■ AIM:
All lines holding the string "content" are to be shown.

■ RECORDS SUPPLIED:

↓

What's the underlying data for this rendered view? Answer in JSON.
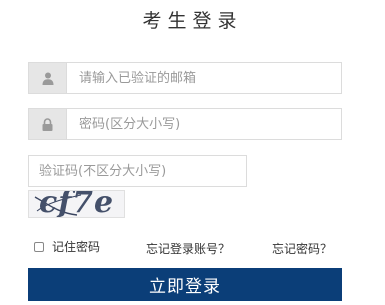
{
  "title": "考生登录",
  "email": {
    "placeholder": "请输入已验证的邮箱",
    "icon": "user-icon"
  },
  "password": {
    "placeholder": "密码(区分大小写)",
    "icon": "lock-icon"
  },
  "captcha": {
    "placeholder": "验证码(不区分大小写)",
    "image_text": "cf7e"
  },
  "options": {
    "remember_label": "记住密码",
    "forgot_account_label": "忘记登录账号？",
    "forgot_password_label": "忘记密码？"
  },
  "login_button_label": "立即登录",
  "colors": {
    "accent": "#0b3e78",
    "addon_bg": "#e6e6e6",
    "border": "#dcdcdc"
  }
}
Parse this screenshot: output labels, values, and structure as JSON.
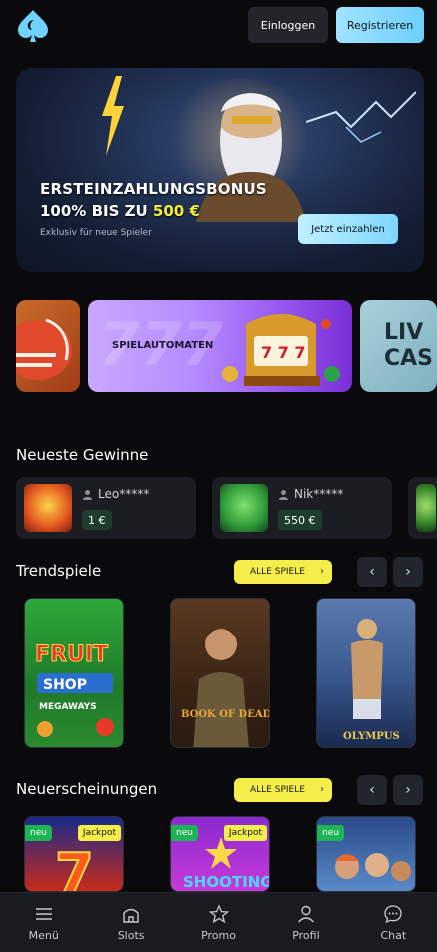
{
  "header": {
    "login_label": "Einloggen",
    "register_label": "Registrieren"
  },
  "hero": {
    "title_line1": "ERSTEINZAHLUNGSBONUS",
    "title_line2_prefix": "100% BIS ZU",
    "title_line2_highlight": "500 €",
    "subtitle": "Exklusiv für neue Spieler",
    "cta_label": "Jetzt einzahlen"
  },
  "categories": {
    "slots_label": "SPIELAUTOMATEN",
    "live_label_1": "LIV",
    "live_label_2": "CAS"
  },
  "latest_wins": {
    "title": "Neueste Gewinne",
    "items": [
      {
        "user": "Leo*****",
        "amount": "1 €"
      },
      {
        "user": "Nik*****",
        "amount": "550 €"
      }
    ]
  },
  "trending": {
    "title": "Trendspiele",
    "all_games_label": "ALLE SPIELE"
  },
  "new_releases": {
    "title": "Neuerscheinungen",
    "all_games_label": "ALLE SPIELE",
    "badge_new": "neu",
    "badge_jackpot": "Jackpot"
  },
  "bottom_nav": {
    "menu": "Menü",
    "slots": "Slots",
    "promo": "Promo",
    "profile": "Profil",
    "chat": "Chat"
  },
  "colors": {
    "accent_yellow": "#f4ee4a",
    "accent_cyan": "#7fd6ff",
    "win_badge": "#1f3d2c",
    "new_badge": "#1eb455"
  }
}
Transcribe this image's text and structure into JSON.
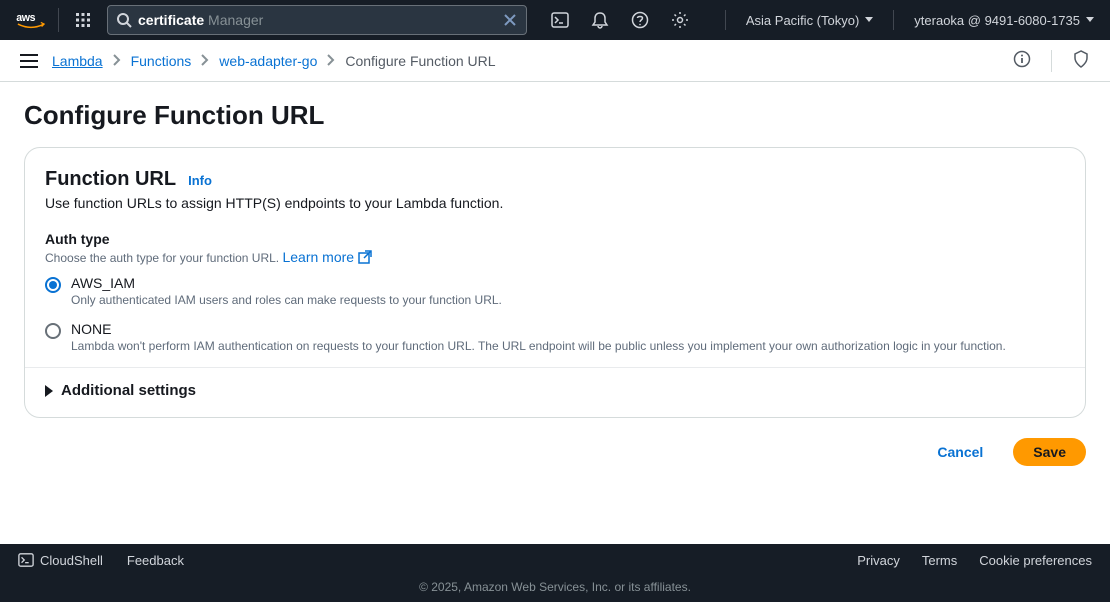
{
  "topnav": {
    "search_typed": "certificate",
    "search_suggestion": " Manager",
    "region": "Asia Pacific (Tokyo)",
    "user": "yteraoka @ 9491-6080-1735"
  },
  "breadcrumb": {
    "items": [
      "Lambda",
      "Functions",
      "web-adapter-go",
      "Configure Function URL"
    ]
  },
  "page": {
    "title": "Configure Function URL"
  },
  "card": {
    "title": "Function URL",
    "info": "Info",
    "desc": "Use function URLs to assign HTTP(S) endpoints to your Lambda function.",
    "auth_label": "Auth type",
    "auth_help": "Choose the auth type for your function URL.",
    "learn_more": "Learn more",
    "options": [
      {
        "value": "AWS_IAM",
        "desc": "Only authenticated IAM users and roles can make requests to your function URL.",
        "selected": true
      },
      {
        "value": "NONE",
        "desc": "Lambda won't perform IAM authentication on requests to your function URL. The URL endpoint will be public unless you implement your own authorization logic in your function.",
        "selected": false
      }
    ],
    "additional": "Additional settings"
  },
  "actions": {
    "cancel": "Cancel",
    "save": "Save"
  },
  "footer": {
    "cloudshell": "CloudShell",
    "feedback": "Feedback",
    "privacy": "Privacy",
    "terms": "Terms",
    "cookies": "Cookie preferences",
    "copyright": "© 2025, Amazon Web Services, Inc. or its affiliates."
  }
}
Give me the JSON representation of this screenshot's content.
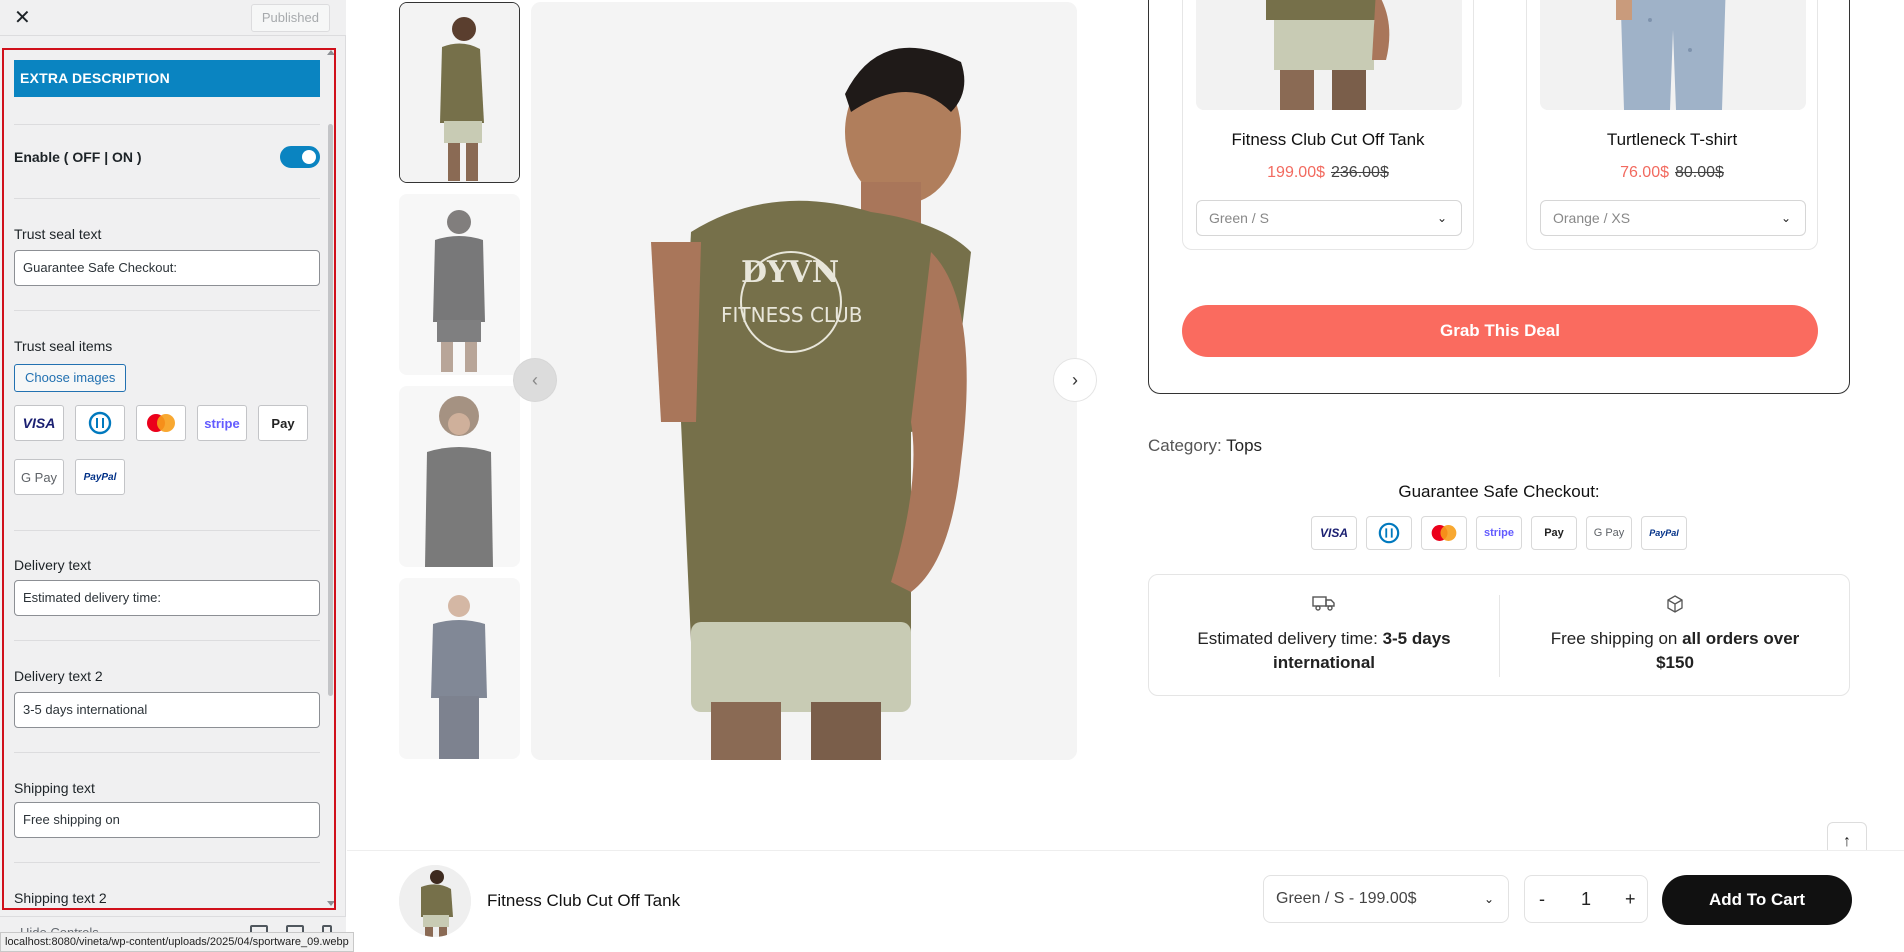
{
  "customizer": {
    "published_label": "Published",
    "section_title": "EXTRA DESCRIPTION",
    "enable_label": "Enable ( OFF | ON )",
    "enable_on": true,
    "trust_seal_text_label": "Trust seal text",
    "trust_seal_text_value": "Guarantee Safe Checkout:",
    "trust_seal_items_label": "Trust seal items",
    "choose_images_label": "Choose images",
    "payment_icons": [
      "visa-icon",
      "diners-icon",
      "mastercard-icon",
      "stripe-icon",
      "apple-pay-icon",
      "google-pay-icon",
      "paypal-icon"
    ],
    "delivery_text_label": "Delivery text",
    "delivery_text_value": "Estimated delivery time:",
    "delivery_text2_label": "Delivery text 2",
    "delivery_text2_value": "3-5 days international",
    "shipping_text_label": "Shipping text",
    "shipping_text_value": "Free shipping on",
    "shipping_text2_label": "Shipping text 2",
    "hide_controls_label": "Hide Controls"
  },
  "status_url": "localhost:8080/vineta/wp-content/uploads/2025/04/sportware_09.webp",
  "product": {
    "deal_items": [
      {
        "name": "Fitness Club Cut Off Tank",
        "price": "199.00$",
        "old_price": "236.00$",
        "variant": "Green / S"
      },
      {
        "name": "Turtleneck T-shirt",
        "price": "76.00$",
        "old_price": "80.00$",
        "variant": "Orange / XS"
      }
    ],
    "grab_deal_label": "Grab This Deal",
    "category_label": "Category:",
    "category_value": "Tops",
    "guarantee_text": "Guarantee Safe Checkout:",
    "delivery_text": "Estimated delivery time:",
    "delivery_text_bold": "3-5 days international",
    "shipping_text": "Free shipping on",
    "shipping_text_bold": "all orders over $150"
  },
  "sticky_bar": {
    "product_name": "Fitness Club Cut Off Tank",
    "variant": "Green / S - 199.00$",
    "qty_minus": "-",
    "qty_value": "1",
    "qty_plus": "+",
    "add_to_cart": "Add To Cart"
  },
  "colors": {
    "accent_blue": "#0a84c1",
    "deal_button": "#fa6b5f",
    "sale_price": "#f26a5f",
    "highlight_border": "#d0101b"
  }
}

↑

■ ANSWER BELOW:
Give me the JSON representation of this screenshot's content.
  "status_url": "localhost:8080/vineta/wp-content/uploads/2025/04/sportware_09.webp",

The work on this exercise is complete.